§ **TASK INSTRUCTIONS**
Look through the data and write out every line with the word "SPWVD" in it.

## BEGIN

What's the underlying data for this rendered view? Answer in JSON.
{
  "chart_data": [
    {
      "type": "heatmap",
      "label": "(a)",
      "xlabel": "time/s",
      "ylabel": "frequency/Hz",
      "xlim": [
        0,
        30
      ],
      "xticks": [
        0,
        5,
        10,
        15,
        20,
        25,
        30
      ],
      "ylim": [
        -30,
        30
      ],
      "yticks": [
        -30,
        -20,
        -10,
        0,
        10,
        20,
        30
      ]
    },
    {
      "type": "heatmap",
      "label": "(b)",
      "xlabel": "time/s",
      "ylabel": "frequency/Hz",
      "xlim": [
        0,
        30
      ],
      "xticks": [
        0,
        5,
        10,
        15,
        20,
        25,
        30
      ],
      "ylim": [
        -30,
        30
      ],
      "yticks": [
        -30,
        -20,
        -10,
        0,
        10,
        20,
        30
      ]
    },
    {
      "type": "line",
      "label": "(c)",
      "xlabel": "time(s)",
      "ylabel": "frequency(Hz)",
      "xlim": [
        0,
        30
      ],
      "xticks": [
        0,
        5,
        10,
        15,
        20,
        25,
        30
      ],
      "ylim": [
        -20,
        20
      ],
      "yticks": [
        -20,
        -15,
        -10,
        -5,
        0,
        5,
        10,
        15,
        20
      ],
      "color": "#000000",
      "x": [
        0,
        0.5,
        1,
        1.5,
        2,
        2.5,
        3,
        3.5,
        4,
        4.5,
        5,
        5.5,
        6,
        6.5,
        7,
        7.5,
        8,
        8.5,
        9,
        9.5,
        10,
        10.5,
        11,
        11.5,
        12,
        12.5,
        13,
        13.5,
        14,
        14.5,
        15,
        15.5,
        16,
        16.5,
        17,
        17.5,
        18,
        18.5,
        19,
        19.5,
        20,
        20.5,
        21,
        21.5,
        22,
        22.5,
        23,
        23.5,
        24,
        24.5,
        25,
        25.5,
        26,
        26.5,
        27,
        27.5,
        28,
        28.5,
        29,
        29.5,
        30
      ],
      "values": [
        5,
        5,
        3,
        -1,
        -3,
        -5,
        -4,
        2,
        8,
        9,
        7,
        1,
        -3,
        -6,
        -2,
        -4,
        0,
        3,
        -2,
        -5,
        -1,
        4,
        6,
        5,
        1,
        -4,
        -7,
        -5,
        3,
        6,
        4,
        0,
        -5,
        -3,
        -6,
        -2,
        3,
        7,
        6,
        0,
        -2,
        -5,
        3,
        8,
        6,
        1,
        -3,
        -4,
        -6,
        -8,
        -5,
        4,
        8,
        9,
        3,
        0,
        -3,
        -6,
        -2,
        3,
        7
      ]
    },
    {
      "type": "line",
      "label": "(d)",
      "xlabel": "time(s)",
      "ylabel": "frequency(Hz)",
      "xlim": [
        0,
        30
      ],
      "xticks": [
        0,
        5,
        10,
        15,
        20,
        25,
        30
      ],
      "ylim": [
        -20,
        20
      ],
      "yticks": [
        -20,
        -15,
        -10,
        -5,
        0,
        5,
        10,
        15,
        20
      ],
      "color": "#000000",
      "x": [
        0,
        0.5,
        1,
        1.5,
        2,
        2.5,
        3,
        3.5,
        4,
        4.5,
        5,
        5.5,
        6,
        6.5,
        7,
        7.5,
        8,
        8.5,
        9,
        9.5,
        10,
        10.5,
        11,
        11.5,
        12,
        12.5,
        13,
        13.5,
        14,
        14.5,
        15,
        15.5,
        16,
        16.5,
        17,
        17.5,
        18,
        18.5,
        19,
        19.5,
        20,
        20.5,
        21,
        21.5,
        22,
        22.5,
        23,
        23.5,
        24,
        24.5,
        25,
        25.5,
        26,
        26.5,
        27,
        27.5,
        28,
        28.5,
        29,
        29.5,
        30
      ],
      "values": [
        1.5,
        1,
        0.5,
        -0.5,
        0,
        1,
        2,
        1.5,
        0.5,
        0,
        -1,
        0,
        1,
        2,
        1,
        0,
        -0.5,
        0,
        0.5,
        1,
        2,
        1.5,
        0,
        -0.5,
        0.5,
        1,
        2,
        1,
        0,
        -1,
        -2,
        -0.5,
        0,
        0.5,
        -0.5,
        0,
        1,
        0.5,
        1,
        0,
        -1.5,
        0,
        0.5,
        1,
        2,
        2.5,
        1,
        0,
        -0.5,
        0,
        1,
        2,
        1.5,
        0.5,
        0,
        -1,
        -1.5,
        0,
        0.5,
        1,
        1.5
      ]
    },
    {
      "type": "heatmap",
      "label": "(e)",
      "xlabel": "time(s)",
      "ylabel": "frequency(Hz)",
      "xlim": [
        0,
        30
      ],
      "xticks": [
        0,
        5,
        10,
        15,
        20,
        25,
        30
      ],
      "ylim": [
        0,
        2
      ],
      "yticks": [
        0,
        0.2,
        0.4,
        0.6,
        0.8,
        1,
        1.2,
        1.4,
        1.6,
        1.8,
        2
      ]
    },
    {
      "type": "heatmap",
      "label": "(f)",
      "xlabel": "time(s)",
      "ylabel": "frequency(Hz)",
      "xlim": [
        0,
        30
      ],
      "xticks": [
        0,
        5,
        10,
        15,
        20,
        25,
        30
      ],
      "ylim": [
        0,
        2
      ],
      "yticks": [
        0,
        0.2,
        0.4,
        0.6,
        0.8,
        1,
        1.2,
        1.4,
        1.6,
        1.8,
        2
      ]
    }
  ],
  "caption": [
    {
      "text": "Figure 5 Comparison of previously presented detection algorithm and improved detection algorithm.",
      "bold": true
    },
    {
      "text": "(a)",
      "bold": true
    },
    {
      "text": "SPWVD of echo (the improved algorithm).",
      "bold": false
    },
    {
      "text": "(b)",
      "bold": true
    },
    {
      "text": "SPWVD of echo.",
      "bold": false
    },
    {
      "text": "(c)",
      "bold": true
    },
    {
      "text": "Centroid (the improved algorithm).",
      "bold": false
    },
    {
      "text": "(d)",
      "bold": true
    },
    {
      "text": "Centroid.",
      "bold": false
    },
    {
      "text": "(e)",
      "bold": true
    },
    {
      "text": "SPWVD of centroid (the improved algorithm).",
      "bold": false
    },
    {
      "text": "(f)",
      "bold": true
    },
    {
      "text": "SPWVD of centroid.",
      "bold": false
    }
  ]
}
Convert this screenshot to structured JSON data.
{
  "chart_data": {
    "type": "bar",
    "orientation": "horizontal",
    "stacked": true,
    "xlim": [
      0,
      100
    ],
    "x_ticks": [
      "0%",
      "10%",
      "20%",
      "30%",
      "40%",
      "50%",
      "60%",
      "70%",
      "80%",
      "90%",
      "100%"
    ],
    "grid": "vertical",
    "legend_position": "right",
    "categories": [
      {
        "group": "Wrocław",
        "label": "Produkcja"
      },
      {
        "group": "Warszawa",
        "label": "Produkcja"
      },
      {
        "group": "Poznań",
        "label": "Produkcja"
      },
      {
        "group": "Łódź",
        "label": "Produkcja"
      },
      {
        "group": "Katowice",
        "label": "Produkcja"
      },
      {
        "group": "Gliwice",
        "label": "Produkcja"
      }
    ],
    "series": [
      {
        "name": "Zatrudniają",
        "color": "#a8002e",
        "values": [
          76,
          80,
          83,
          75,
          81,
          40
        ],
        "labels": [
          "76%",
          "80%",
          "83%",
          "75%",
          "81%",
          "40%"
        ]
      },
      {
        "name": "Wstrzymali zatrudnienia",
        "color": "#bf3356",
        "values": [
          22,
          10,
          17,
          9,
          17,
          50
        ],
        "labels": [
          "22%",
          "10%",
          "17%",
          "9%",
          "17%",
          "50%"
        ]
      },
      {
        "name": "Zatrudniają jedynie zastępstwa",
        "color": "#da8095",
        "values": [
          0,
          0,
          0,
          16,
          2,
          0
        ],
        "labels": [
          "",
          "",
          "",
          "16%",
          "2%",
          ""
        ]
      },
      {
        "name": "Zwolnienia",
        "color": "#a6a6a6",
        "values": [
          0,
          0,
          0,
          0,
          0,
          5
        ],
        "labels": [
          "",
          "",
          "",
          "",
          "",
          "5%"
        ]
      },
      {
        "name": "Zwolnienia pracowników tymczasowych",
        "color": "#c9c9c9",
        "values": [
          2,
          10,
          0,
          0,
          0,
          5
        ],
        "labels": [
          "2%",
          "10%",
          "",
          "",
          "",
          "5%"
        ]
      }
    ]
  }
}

## END

§ **RESULT OF THE TASK**
      "text": "SPWVD of echo (the improved algorithm).",
      "text": "SPWVD of echo.",
      "text": "SPWVD of centroid (the improved algorithm).",
      "text": "SPWVD of centroid.",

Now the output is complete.